What is being asked
Transcribe the records that follow, keeping every word as it stands.

-------------------------

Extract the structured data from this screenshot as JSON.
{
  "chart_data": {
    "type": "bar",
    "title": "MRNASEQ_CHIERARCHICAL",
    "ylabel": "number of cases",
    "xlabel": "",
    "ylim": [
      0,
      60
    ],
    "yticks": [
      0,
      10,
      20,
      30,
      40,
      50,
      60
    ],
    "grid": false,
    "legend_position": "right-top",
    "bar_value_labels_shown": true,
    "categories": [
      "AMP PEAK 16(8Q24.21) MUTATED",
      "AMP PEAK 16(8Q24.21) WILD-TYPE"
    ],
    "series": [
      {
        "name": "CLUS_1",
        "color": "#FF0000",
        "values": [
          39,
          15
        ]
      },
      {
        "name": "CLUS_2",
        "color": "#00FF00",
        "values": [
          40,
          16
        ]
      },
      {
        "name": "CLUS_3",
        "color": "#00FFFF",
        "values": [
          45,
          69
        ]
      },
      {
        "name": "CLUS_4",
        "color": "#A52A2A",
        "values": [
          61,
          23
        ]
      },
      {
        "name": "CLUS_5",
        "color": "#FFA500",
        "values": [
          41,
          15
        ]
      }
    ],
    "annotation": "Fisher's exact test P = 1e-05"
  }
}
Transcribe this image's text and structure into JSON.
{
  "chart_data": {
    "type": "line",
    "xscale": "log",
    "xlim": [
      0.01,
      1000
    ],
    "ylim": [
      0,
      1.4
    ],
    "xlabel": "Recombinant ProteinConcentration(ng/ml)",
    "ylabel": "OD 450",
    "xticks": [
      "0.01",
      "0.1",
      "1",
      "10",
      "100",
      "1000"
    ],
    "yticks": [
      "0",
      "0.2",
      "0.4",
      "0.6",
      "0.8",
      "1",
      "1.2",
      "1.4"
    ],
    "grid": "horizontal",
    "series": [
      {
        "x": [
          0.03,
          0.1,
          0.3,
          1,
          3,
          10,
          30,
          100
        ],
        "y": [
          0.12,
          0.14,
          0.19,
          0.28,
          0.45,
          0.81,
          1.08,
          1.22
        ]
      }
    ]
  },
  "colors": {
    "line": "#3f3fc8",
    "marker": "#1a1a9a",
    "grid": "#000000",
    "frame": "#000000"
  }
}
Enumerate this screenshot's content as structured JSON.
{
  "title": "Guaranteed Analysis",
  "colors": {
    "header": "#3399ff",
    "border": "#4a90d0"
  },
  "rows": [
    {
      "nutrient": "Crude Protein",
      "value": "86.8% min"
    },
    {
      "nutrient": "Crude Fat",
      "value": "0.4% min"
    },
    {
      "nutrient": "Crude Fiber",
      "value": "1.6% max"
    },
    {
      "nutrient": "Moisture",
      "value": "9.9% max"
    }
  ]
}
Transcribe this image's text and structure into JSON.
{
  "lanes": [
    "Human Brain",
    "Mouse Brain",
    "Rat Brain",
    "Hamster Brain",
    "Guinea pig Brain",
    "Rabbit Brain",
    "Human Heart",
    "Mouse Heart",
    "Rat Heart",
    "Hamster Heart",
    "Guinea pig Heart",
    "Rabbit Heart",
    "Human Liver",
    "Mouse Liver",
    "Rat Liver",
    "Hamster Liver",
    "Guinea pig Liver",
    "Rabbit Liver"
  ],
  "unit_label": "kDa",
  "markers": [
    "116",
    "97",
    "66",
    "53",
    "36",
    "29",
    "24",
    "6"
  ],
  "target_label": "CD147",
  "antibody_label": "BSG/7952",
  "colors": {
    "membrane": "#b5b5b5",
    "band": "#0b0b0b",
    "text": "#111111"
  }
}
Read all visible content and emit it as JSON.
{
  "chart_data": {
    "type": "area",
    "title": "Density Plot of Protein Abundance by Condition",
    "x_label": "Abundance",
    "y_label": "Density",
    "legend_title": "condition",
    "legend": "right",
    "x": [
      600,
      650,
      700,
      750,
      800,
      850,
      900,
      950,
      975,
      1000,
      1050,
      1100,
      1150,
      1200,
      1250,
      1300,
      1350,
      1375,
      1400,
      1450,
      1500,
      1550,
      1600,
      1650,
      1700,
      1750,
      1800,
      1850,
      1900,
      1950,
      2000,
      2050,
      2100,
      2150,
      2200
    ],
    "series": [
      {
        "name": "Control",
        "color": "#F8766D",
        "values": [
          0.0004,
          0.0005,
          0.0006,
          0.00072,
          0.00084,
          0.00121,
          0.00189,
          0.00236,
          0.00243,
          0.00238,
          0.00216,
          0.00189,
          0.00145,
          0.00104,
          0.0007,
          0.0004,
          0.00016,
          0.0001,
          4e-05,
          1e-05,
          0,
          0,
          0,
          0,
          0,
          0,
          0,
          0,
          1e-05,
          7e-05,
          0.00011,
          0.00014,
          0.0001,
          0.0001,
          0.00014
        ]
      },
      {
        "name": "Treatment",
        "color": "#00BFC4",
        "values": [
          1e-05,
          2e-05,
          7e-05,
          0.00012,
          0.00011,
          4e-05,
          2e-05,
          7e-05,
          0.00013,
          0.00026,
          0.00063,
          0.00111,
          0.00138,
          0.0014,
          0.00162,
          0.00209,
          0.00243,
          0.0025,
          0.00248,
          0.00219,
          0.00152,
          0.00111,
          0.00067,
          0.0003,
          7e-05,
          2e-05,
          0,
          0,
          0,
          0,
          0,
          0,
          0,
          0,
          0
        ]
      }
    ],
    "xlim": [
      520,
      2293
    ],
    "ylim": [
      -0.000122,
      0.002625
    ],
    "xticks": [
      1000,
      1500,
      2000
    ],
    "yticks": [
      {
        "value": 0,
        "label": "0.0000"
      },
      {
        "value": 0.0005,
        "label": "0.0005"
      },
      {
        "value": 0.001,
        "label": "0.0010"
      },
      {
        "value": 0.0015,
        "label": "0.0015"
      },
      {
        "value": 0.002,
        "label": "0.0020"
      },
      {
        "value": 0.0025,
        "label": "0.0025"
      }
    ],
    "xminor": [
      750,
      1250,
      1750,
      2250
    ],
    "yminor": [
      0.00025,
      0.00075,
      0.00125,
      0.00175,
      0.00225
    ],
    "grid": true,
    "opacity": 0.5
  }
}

-------------------------

Your solution
Extract the structured data from this screenshot as JSON.
{
  "chart_data": {
    "type": "bar",
    "title": "MRNASEQ_CHIERARCHICAL",
    "ylabel": "number of cases",
    "xlabel": "",
    "ylim": [
      0,
      60
    ],
    "yticks": [
      0,
      10,
      20,
      30,
      40,
      50,
      60
    ],
    "grid": false,
    "legend_position": "right-top",
    "bar_value_labels_shown": true,
    "categories": [
      "AMP PEAK 16(8Q24.21) MUTATED",
      "AMP PEAK 16(8Q24.21) WILD-TYPE"
    ],
    "series": [
      {
        "name": "CLUS_1",
        "color": "#FF0000",
        "values": [
          39,
          15
        ]
      },
      {
        "name": "CLUS_2",
        "color": "#00FF00",
        "values": [
          40,
          16
        ]
      },
      {
        "name": "CLUS_3",
        "color": "#00FFFF",
        "values": [
          45,
          69
        ]
      },
      {
        "name": "CLUS_4",
        "color": "#A52A2A",
        "values": [
          61,
          23
        ]
      },
      {
        "name": "CLUS_5",
        "color": "#FFA500",
        "values": [
          41,
          15
        ]
      }
    ],
    "annotation": "Fisher's exact test P = 1e-05"
  }
}
Transcribe this image's text and structure into JSON.
{
  "chart_data": {
    "type": "line",
    "xscale": "log",
    "xlim": [
      0.01,
      1000
    ],
    "ylim": [
      0,
      1.4
    ],
    "xlabel": "Recombinant ProteinConcentration(ng/ml)",
    "ylabel": "OD 450",
    "xticks": [
      "0.01",
      "0.1",
      "1",
      "10",
      "100",
      "1000"
    ],
    "yticks": [
      "0",
      "0.2",
      "0.4",
      "0.6",
      "0.8",
      "1",
      "1.2",
      "1.4"
    ],
    "grid": "horizontal",
    "series": [
      {
        "x": [
          0.03,
          0.1,
          0.3,
          1,
          3,
          10,
          30,
          100
        ],
        "y": [
          0.12,
          0.14,
          0.19,
          0.28,
          0.45,
          0.81,
          1.08,
          1.22
        ]
      }
    ]
  },
  "colors": {
    "line": "#3f3fc8",
    "marker": "#1a1a9a",
    "grid": "#000000",
    "frame": "#000000"
  }
}
Enumerate this screenshot's content as structured JSON.
{
  "title": "Guaranteed Analysis",
  "colors": {
    "header": "#3399ff",
    "border": "#4a90d0"
  },
  "rows": [
    {
      "nutrient": "Crude Protein",
      "value": "86.8% min"
    },
    {
      "nutrient": "Crude Fat",
      "value": "0.4% min"
    },
    {
      "nutrient": "Crude Fiber",
      "value": "1.6% max"
    },
    {
      "nutrient": "Moisture",
      "value": "9.9% max"
    }
  ]
}
Transcribe this image's text and structure into JSON.
{
  "lanes": [
    "Human Brain",
    "Mouse Brain",
    "Rat Brain",
    "Hamster Brain",
    "Guinea pig Brain",
    "Rabbit Brain",
    "Human Heart",
    "Mouse Heart",
    "Rat Heart",
    "Hamster Heart",
    "Guinea pig Heart",
    "Rabbit Heart",
    "Human Liver",
    "Mouse Liver",
    "Rat Liver",
    "Hamster Liver",
    "Guinea pig Liver",
    "Rabbit Liver"
  ],
  "unit_label": "kDa",
  "markers": [
    "116",
    "97",
    "66",
    "53",
    "36",
    "29",
    "24",
    "6"
  ],
  "target_label": "CD147",
  "antibody_label": "BSG/7952",
  "colors": {
    "membrane": "#b5b5b5",
    "band": "#0b0b0b",
    "text": "#111111"
  }
}
Read all visible content and emit it as JSON.
{
  "chart_data": {
    "type": "area",
    "title": "Density Plot of Protein Abundance by Condition",
    "x_label": "Abundance",
    "y_label": "Density",
    "legend_title": "condition",
    "legend": "right",
    "x": [
      600,
      650,
      700,
      750,
      800,
      850,
      900,
      950,
      975,
      1000,
      1050,
      1100,
      1150,
      1200,
      1250,
      1300,
      1350,
      1375,
      1400,
      1450,
      1500,
      1550,
      1600,
      1650,
      1700,
      1750,
      1800,
      1850,
      1900,
      1950,
      2000,
      2050,
      2100,
      2150,
      2200
    ],
    "series": [
      {
        "name": "Control",
        "color": "#F8766D",
        "values": [
          0.0004,
          0.0005,
          0.0006,
          0.00072,
          0.00084,
          0.00121,
          0.00189,
          0.00236,
          0.00243,
          0.00238,
          0.00216,
          0.00189,
          0.00145,
          0.00104,
          0.0007,
          0.0004,
          0.00016,
          0.0001,
          4e-05,
          1e-05,
          0,
          0,
          0,
          0,
          0,
          0,
          0,
          0,
          1e-05,
          7e-05,
          0.00011,
          0.00014,
          0.0001,
          0.0001,
          0.00014
        ]
      },
      {
        "name": "Treatment",
        "color": "#00BFC4",
        "values": [
          1e-05,
          2e-05,
          7e-05,
          0.00012,
          0.00011,
          4e-05,
          2e-05,
          7e-05,
          0.00013,
          0.00026,
          0.00063,
          0.00111,
          0.00138,
          0.0014,
          0.00162,
          0.00209,
          0.00243,
          0.0025,
          0.00248,
          0.00219,
          0.00152,
          0.00111,
          0.00067,
          0.0003,
          7e-05,
          2e-05,
          0,
          0,
          0,
          0,
          0,
          0,
          0,
          0,
          0
        ]
      }
    ],
    "xlim": [
      520,
      2293
    ],
    "ylim": [
      -0.000122,
      0.002625
    ],
    "xticks": [
      1000,
      1500,
      2000
    ],
    "yticks": [
      {
        "value": 0,
        "label": "0.0000"
      },
      {
        "value": 0.0005,
        "label": "0.0005"
      },
      {
        "value": 0.001,
        "label": "0.0010"
      },
      {
        "value": 0.0015,
        "label": "0.0015"
      },
      {
        "value": 0.002,
        "label": "0.0020"
      },
      {
        "value": 0.0025,
        "label": "0.0025"
      }
    ],
    "xminor": [
      750,
      1250,
      1750,
      2250
    ],
    "yminor": [
      0.00025,
      0.00075,
      0.00125,
      0.00175,
      0.00225
    ],
    "grid": true,
    "opacity": 0.5
  }
}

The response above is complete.